Saved entries
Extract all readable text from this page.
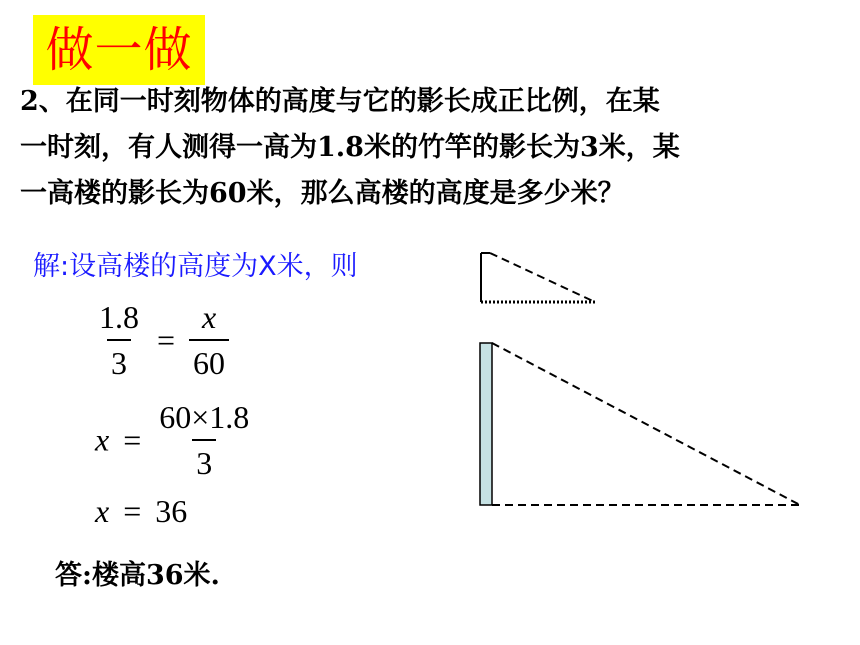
做一做
2、在同一时刻物体的高度与它的影长成正比例，在某
一时刻，有人测得一高为1.8米的竹竿的影长为3米，某
一高楼的影长为60米，那么高楼的高度是多少米？
解:设高楼的高度为X米，则
$\frac{1.8}{3} = \frac{x}{60}$
$x = \frac{60\times 1.8}{3}$
x = 36
答:楼高36米.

:: What you will do ::
Print the entries above exactly, taking out only the pictures.

:: The result ::
Extract all readable text from this page.
做一做
2、在同一时刻物体的高度与它的影长成正比例，在某
一时刻，有人测得一高为1.8米的竹竿的影长为3米，某
一高楼的影长为60米，那么高楼的高度是多少米？
解:设高楼的高度为X米，则
$\frac{1.8}{3} = \frac{x}{60}$
$x = \frac{60\times 1.8}{3}$
x = 36
答:楼高36米.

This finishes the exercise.